(Exercise task):
In the material below, list every line carrying the string "تشجيع".

--*--

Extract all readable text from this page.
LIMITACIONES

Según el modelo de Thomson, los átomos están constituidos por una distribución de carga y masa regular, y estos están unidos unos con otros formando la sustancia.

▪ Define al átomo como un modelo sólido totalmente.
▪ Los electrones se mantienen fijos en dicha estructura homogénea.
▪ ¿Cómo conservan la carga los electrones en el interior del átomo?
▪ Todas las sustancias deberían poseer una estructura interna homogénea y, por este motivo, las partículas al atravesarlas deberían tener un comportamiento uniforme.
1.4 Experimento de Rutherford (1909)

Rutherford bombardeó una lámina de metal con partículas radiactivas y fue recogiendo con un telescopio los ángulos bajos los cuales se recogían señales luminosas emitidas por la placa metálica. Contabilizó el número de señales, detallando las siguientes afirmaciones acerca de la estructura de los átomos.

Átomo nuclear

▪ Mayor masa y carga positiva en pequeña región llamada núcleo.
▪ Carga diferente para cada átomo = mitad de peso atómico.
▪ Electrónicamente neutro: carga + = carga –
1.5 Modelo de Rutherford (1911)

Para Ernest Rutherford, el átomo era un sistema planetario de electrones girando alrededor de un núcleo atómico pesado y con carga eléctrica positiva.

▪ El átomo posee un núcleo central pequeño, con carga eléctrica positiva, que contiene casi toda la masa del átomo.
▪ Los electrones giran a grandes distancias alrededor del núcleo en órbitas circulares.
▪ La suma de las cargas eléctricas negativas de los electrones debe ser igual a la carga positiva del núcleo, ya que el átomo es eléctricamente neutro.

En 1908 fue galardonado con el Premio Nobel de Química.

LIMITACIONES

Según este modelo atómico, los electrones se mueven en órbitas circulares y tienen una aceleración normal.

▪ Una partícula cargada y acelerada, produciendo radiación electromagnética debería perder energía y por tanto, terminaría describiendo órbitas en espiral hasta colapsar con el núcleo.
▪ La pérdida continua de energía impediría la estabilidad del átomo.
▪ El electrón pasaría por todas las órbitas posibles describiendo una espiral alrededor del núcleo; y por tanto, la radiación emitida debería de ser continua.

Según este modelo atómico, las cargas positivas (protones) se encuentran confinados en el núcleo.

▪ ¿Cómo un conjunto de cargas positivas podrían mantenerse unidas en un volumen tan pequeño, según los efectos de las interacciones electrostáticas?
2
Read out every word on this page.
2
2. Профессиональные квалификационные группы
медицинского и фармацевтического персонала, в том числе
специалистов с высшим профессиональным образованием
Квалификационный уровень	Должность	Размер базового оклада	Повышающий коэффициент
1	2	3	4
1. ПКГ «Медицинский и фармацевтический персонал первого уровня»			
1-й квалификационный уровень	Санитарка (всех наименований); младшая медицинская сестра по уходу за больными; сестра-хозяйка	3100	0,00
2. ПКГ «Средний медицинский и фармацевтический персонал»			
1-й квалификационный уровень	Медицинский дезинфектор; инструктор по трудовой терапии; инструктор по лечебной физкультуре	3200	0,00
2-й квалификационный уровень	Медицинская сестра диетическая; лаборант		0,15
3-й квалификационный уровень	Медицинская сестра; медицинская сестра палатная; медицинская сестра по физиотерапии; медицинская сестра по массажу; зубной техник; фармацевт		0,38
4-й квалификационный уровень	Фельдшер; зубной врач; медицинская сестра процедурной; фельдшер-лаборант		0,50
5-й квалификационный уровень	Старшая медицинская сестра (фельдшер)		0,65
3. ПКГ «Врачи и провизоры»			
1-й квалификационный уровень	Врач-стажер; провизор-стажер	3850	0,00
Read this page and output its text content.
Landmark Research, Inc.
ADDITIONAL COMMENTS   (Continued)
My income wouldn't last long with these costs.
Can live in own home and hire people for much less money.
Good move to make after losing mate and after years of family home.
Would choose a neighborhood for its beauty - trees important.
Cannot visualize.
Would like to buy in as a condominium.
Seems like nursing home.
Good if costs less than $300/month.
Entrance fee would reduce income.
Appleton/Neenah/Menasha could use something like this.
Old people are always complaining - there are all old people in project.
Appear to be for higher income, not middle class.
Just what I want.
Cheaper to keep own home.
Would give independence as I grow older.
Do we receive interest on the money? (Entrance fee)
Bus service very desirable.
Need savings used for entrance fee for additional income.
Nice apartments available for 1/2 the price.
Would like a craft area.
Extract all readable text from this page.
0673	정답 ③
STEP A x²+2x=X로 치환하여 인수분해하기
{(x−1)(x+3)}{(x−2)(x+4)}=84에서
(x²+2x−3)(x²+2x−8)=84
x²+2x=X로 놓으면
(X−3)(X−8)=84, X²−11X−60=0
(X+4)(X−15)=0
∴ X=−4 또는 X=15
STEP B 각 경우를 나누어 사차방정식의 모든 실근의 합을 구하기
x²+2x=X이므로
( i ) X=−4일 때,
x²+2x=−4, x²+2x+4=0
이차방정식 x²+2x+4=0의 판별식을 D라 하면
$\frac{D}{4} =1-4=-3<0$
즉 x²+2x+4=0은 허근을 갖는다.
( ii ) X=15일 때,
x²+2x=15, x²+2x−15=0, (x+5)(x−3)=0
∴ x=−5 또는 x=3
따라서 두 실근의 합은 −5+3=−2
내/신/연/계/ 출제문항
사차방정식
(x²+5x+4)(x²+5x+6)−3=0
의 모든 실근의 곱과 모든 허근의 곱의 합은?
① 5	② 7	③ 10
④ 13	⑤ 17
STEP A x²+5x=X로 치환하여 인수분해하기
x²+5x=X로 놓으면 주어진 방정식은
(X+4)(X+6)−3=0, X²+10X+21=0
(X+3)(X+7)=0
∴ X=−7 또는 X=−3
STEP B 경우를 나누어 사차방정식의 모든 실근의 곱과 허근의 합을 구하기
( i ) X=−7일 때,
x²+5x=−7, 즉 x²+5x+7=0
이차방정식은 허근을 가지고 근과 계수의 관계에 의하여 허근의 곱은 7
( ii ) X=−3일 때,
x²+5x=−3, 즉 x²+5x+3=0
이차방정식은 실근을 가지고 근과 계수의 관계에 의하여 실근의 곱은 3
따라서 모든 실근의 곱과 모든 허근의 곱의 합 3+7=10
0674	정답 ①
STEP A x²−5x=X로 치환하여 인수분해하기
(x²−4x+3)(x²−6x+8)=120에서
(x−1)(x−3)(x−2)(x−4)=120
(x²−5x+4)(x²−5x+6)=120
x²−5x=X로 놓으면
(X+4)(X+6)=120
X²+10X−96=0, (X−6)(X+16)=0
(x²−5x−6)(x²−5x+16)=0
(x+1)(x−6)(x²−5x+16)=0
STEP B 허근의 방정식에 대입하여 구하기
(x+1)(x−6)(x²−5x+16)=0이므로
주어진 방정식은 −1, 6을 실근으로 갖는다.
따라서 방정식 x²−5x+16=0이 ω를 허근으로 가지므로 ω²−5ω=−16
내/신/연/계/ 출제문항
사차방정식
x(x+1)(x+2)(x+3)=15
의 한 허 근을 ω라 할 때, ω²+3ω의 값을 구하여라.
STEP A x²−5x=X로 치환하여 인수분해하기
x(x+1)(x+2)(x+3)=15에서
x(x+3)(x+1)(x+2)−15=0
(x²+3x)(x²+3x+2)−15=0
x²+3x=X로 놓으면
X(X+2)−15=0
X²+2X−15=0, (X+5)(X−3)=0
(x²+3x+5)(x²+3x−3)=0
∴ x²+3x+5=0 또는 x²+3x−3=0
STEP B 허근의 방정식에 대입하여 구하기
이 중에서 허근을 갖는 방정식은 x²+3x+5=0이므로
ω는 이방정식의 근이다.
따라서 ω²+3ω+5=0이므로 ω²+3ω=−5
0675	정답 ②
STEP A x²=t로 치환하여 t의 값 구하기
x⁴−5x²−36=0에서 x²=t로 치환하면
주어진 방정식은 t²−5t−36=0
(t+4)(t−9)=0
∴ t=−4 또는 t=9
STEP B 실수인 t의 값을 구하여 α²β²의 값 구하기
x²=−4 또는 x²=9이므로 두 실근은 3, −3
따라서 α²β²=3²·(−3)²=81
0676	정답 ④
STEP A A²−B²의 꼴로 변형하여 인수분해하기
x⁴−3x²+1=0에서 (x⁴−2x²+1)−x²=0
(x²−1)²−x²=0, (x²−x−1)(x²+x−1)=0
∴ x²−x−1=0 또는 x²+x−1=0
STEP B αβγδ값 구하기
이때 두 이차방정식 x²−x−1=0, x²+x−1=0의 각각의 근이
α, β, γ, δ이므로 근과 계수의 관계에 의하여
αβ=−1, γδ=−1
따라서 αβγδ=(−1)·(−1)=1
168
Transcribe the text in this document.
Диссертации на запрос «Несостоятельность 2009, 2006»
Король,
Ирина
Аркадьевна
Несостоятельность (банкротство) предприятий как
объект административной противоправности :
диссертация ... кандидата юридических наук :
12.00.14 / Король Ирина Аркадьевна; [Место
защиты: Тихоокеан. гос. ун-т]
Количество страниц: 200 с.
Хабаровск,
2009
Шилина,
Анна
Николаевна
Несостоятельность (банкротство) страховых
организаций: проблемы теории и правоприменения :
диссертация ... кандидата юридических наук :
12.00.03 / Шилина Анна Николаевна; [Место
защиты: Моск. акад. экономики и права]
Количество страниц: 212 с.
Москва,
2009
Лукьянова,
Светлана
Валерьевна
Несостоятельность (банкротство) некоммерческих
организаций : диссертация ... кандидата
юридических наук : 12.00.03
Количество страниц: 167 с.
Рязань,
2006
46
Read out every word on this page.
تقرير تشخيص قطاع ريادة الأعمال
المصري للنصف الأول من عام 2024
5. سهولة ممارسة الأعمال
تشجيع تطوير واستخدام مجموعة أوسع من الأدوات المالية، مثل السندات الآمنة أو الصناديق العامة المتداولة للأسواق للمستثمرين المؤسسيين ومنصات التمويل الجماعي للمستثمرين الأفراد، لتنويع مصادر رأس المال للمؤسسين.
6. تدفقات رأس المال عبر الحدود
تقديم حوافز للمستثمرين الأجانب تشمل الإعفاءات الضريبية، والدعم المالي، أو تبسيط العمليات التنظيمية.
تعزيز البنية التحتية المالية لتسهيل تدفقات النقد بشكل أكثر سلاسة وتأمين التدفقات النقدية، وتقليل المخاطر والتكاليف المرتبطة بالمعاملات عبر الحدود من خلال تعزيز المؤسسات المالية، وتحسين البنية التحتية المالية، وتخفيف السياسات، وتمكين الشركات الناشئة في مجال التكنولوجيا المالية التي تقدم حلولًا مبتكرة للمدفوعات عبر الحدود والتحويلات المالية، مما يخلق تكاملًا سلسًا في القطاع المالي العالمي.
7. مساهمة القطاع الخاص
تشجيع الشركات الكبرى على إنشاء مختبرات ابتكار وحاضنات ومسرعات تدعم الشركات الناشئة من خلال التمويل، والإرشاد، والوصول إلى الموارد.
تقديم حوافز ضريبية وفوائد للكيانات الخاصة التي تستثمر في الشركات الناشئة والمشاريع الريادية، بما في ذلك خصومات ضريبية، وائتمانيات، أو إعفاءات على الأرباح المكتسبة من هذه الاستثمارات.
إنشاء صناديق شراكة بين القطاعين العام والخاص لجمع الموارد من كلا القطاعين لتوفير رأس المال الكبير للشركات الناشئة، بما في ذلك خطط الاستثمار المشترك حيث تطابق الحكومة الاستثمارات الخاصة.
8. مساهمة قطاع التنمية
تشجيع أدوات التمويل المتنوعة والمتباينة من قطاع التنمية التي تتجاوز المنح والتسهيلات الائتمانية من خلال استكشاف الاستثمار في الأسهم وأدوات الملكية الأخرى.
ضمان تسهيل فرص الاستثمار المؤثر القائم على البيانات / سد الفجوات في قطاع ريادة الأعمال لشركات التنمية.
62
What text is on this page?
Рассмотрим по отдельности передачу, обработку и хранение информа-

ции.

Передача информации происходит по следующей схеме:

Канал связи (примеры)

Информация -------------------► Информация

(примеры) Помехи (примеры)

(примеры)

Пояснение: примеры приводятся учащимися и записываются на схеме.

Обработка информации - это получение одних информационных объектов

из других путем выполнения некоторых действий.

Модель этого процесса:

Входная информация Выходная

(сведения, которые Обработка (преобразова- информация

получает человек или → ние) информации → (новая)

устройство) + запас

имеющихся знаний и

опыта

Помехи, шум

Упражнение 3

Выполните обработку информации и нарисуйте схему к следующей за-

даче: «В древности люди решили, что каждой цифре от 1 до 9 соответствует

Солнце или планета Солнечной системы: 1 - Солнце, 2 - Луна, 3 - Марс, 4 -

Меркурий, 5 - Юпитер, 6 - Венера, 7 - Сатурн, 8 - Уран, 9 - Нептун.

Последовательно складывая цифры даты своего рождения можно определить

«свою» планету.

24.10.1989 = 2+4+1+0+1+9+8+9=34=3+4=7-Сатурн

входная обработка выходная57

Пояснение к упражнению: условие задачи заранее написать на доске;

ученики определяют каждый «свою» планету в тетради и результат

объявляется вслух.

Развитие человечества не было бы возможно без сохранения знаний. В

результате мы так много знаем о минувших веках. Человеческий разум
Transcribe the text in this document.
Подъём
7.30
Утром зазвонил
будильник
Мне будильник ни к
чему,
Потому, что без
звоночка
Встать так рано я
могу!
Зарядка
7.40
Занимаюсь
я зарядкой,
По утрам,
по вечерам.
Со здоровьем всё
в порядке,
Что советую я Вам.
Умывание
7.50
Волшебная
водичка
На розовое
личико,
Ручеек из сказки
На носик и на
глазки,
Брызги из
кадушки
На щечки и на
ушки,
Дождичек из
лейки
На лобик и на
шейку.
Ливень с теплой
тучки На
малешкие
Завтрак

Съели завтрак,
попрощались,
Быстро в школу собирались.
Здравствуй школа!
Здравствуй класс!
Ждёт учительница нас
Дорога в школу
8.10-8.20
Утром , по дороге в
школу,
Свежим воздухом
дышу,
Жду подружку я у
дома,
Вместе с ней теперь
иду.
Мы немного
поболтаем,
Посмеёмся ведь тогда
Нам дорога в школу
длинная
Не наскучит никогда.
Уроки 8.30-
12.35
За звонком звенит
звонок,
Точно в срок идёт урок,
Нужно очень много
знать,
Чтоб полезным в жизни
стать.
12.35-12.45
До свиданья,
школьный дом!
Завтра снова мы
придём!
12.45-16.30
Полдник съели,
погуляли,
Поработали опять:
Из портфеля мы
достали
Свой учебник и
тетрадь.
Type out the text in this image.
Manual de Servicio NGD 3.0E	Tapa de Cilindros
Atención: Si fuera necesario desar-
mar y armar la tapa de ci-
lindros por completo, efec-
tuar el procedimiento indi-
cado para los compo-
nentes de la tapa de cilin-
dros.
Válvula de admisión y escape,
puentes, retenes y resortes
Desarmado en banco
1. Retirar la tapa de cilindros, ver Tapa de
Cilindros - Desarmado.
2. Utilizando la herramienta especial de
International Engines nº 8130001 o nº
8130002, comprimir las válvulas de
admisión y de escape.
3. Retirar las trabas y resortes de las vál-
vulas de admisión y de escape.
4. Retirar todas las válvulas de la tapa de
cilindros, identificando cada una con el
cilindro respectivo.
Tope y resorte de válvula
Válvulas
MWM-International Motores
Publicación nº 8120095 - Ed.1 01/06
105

--*--

(Solution to the exercise):
تشجيع تطوير واستخدام مجموعة أوسع من الأدوات المالية، مثل السندات الآمنة أو الصناديق العامة المتداولة للأسواق للمستثمرين المؤسسيين ومنصات التمويل الجماعي للمستثمرين الأفراد، لتنويع مصادر رأس المال للمؤسسين.
تشجيع الشركات الكبرى على إنشاء مختبرات ابتكار وحاضنات ومسرعات تدعم الشركات الناشئة من خلال التمويل، والإرشاد، والوصول إلى الموارد.
تشجيع أدوات التمويل المتنوعة والمتباينة من قطاع التنمية التي تتجاوز المنح والتسهيلات الائتمانية من خلال استكشاف الاستثمار في الأسهم وأدوات الملكية الأخرى.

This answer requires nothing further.